» Problem to solve
From the listing below, select every line where the word "ylabel" appears.
#### Records supplied
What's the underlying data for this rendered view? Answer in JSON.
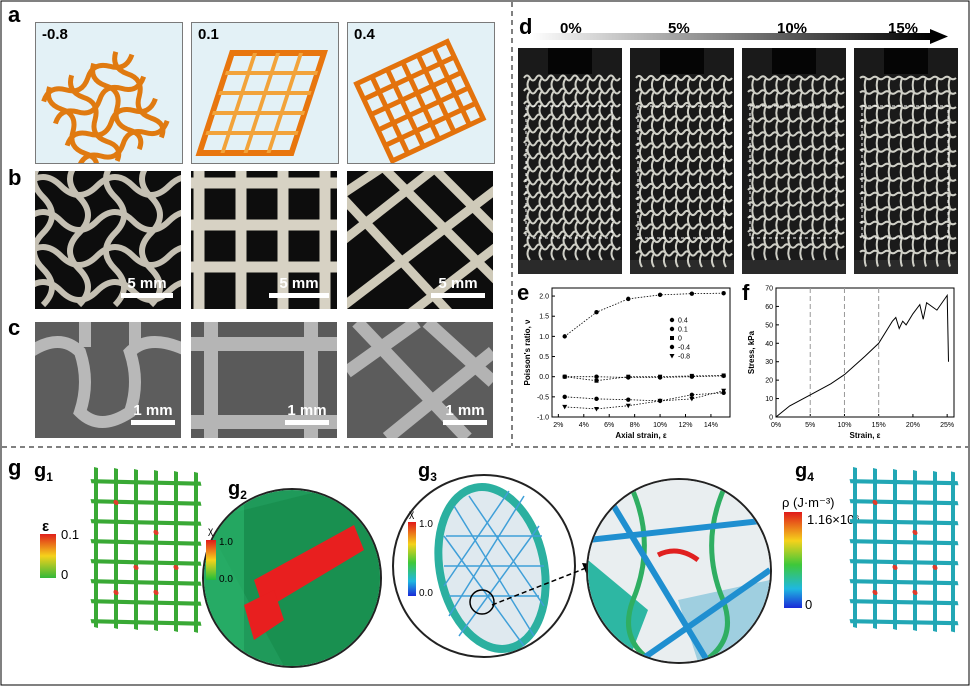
{
  "panels": {
    "a": {
      "label": "a",
      "tiles": [
        "-0.8",
        "0.1",
        "0.4"
      ]
    },
    "b": {
      "label": "b",
      "scalebars": [
        "5 mm",
        "5 mm",
        "5 mm"
      ]
    },
    "c": {
      "label": "c",
      "scalebars": [
        "1 mm",
        "1 mm",
        "1 mm"
      ]
    },
    "d": {
      "label": "d",
      "strains": [
        "0%",
        "5%",
        "10%",
        "15%"
      ]
    },
    "e": {
      "label": "e"
    },
    "f": {
      "label": "f"
    },
    "g": {
      "label": "g",
      "sublabels": [
        "g1",
        "g2",
        "g3",
        "g4"
      ],
      "g1_scale": {
        "symbol": "ε",
        "max": "0.1",
        "min": "0"
      },
      "g2_scale": {
        "symbol": "χ",
        "max": "1.0",
        "min": "0.0"
      },
      "g3_scale": {
        "symbol": "χ",
        "max": "1.0",
        "min": "0.0"
      },
      "g4_scale": {
        "symbol": "ρ (J·m⁻³)",
        "max": "1.16×10⁶",
        "min": "0"
      }
    }
  },
  "chart_data": [
    {
      "type": "scatter",
      "panel": "e",
      "xlabel": "Axial strain, ε",
      "ylabel": "Poisson's ratio, ν",
      "xticks": [
        "2%",
        "4%",
        "6%",
        "8%",
        "10%",
        "12%",
        "14%"
      ],
      "yticks": [
        "-1.0",
        "-0.5",
        "0.0",
        "0.5",
        "1.0",
        "1.5",
        "2.0"
      ],
      "xlim": [
        0.015,
        0.155
      ],
      "ylim": [
        -1.0,
        2.2
      ],
      "legend": [
        "0.4",
        "0.1",
        "0",
        "-0.4",
        "-0.8"
      ],
      "legend_position": "right",
      "series": [
        {
          "name": "0.4",
          "marker": "circle",
          "x": [
            0.025,
            0.05,
            0.075,
            0.1,
            0.125,
            0.15
          ],
          "y": [
            1.0,
            1.6,
            1.93,
            2.03,
            2.06,
            2.07
          ]
        },
        {
          "name": "0.1",
          "marker": "circle",
          "x": [
            0.025,
            0.05,
            0.075,
            0.1,
            0.125,
            0.15
          ],
          "y": [
            0.0,
            0.0,
            -0.02,
            -0.02,
            0.0,
            0.02
          ]
        },
        {
          "name": "0",
          "marker": "square",
          "x": [
            0.025,
            0.05,
            0.075,
            0.1,
            0.125,
            0.15
          ],
          "y": [
            0.0,
            -0.1,
            0.0,
            0.0,
            0.02,
            0.03
          ]
        },
        {
          "name": "-0.4",
          "marker": "circle",
          "x": [
            0.025,
            0.05,
            0.075,
            0.1,
            0.125,
            0.15
          ],
          "y": [
            -0.5,
            -0.55,
            -0.57,
            -0.6,
            -0.45,
            -0.4
          ]
        },
        {
          "name": "-0.8",
          "marker": "triangle-down",
          "x": [
            0.025,
            0.05,
            0.075,
            0.1,
            0.125,
            0.15
          ],
          "y": [
            -0.75,
            -0.8,
            -0.72,
            -0.6,
            -0.55,
            -0.35
          ]
        }
      ]
    },
    {
      "type": "line",
      "panel": "f",
      "xlabel": "Strain, ε",
      "ylabel": "Stress, kPa",
      "xticks": [
        "0%",
        "5%",
        "10%",
        "15%",
        "20%",
        "25%"
      ],
      "yticks": [
        "0",
        "10",
        "20",
        "30",
        "40",
        "50",
        "60",
        "70"
      ],
      "xlim": [
        0,
        0.26
      ],
      "ylim": [
        0,
        70
      ],
      "vlines": [
        0.05,
        0.1,
        0.15
      ],
      "series": [
        {
          "name": "",
          "x": [
            0,
            0.02,
            0.05,
            0.08,
            0.1,
            0.13,
            0.15,
            0.17,
            0.175,
            0.18,
            0.185,
            0.19,
            0.2,
            0.21,
            0.215,
            0.22,
            0.235,
            0.25,
            0.252
          ],
          "y": [
            0,
            6,
            12,
            18,
            23,
            33,
            40,
            52,
            54,
            48,
            52,
            50,
            56,
            61,
            53,
            62,
            58,
            66,
            30
          ]
        }
      ]
    }
  ]
}
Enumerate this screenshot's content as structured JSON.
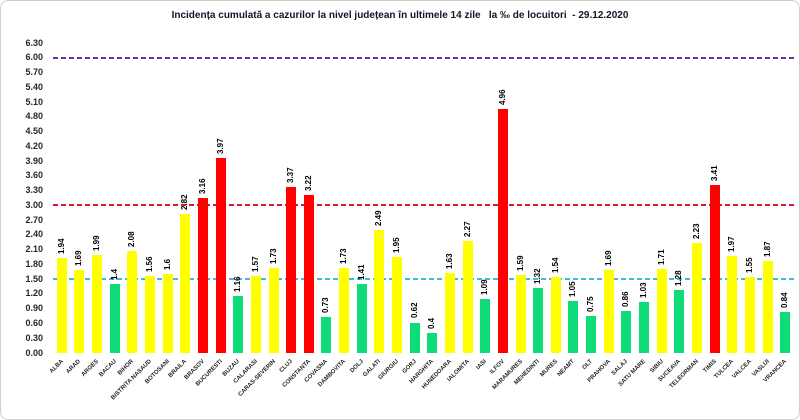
{
  "chart_data": {
    "type": "bar",
    "title": "Incidența cumulată a cazurilor la nivel județean în ultimele 14 zile   la ‰ de locuitori  - 29.12.2020",
    "xlabel": "",
    "ylabel": "",
    "ylim": [
      0,
      6.3
    ],
    "ytick_step": 0.3,
    "ytick_labels": [
      "0.00",
      "0.30",
      "0.60",
      "0.90",
      "1.20",
      "1.50",
      "1.80",
      "2.10",
      "2.40",
      "2.70",
      "3.00",
      "3.30",
      "3.60",
      "3.90",
      "4.20",
      "4.50",
      "4.80",
      "5.10",
      "5.40",
      "5.70",
      "6.00",
      "6.30"
    ],
    "grid": "off",
    "legend": "none",
    "categories": [
      "ALBA",
      "ARAD",
      "ARGES",
      "BACAU",
      "BIHOR",
      "BISTRITA NASAUD",
      "BOTOSANI",
      "BRAILA",
      "BRASOV",
      "BUCURESTI",
      "BUZAU",
      "CALARASI",
      "CARAS-SEVERIN",
      "CLUJ",
      "CONSTANTA",
      "COVASNA",
      "DAMBOVITA",
      "DOLJ",
      "GALATI",
      "GIURGIU",
      "GORJ",
      "HARGHITA",
      "HUNEDOARA",
      "IALOMITA",
      "IASI",
      "ILFOV",
      "MARAMURES",
      "MEHEDINTI",
      "MURES",
      "NEAMT",
      "OLT",
      "PRAHOVA",
      "SALAJ",
      "SATU MARE",
      "SIBIU",
      "SUCEAVA",
      "TELEORMAN",
      "TIMIS",
      "TULCEA",
      "VALCEA",
      "VASLUI",
      "VRANCEA"
    ],
    "values": [
      1.94,
      1.69,
      1.99,
      1.4,
      2.08,
      1.56,
      1.6,
      2.82,
      3.16,
      3.97,
      1.16,
      1.57,
      1.73,
      3.37,
      3.22,
      0.73,
      1.73,
      1.41,
      2.49,
      1.95,
      0.62,
      0.4,
      1.63,
      2.27,
      1.09,
      4.96,
      1.59,
      1.32,
      1.54,
      1.05,
      0.75,
      1.69,
      0.86,
      1.03,
      1.71,
      1.28,
      2.23,
      3.41,
      1.97,
      1.55,
      1.87,
      0.84
    ],
    "value_labels": [
      "1.94",
      "1.69",
      "1.99",
      "1.4",
      "2.08",
      "1.56",
      "1.6",
      "2.82",
      "3.16",
      "3.97",
      "1.16",
      "1.57",
      "1.73",
      "3.37",
      "3.22",
      "0.73",
      "1.73",
      "1.41",
      "2.49",
      "1.95",
      "0.62",
      "0.4",
      "1.63",
      "2.27",
      "1.09",
      "4.96",
      "1.59",
      "1.32",
      "1.54",
      "1.05",
      "0.75",
      "1.69",
      "0.86",
      "1.03",
      "1.71",
      "1.28",
      "2.23",
      "3.41",
      "1.97",
      "1.55",
      "1.87",
      "0.84"
    ],
    "bar_colors": [
      "yellow",
      "yellow",
      "yellow",
      "green",
      "yellow",
      "yellow",
      "yellow",
      "yellow",
      "red",
      "red",
      "green",
      "yellow",
      "yellow",
      "red",
      "red",
      "green",
      "yellow",
      "green",
      "yellow",
      "yellow",
      "green",
      "green",
      "yellow",
      "yellow",
      "green",
      "red",
      "yellow",
      "green",
      "yellow",
      "green",
      "green",
      "yellow",
      "green",
      "green",
      "yellow",
      "green",
      "yellow",
      "red",
      "yellow",
      "yellow",
      "yellow",
      "green"
    ],
    "reference_lines": [
      {
        "value": 1.5,
        "color": "#41B8E6",
        "style": "dashed"
      },
      {
        "value": 3.0,
        "color": "#E1143C",
        "style": "dashed"
      },
      {
        "value": 6.0,
        "color": "#7030A0",
        "style": "dashed"
      }
    ]
  },
  "palette": {
    "yellow": "#FFFF00",
    "green": "#0FDC78",
    "red": "#FF0000",
    "title_text": "#14142B",
    "axis_text": "#262626",
    "frame_border": "#CFCFCF",
    "background": "#FFFFFF"
  }
}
########
» Written solution
      "ylabel": "Poisson's ratio, ν",
      "ylabel": "Stress, kPa",
    "ylabel": "",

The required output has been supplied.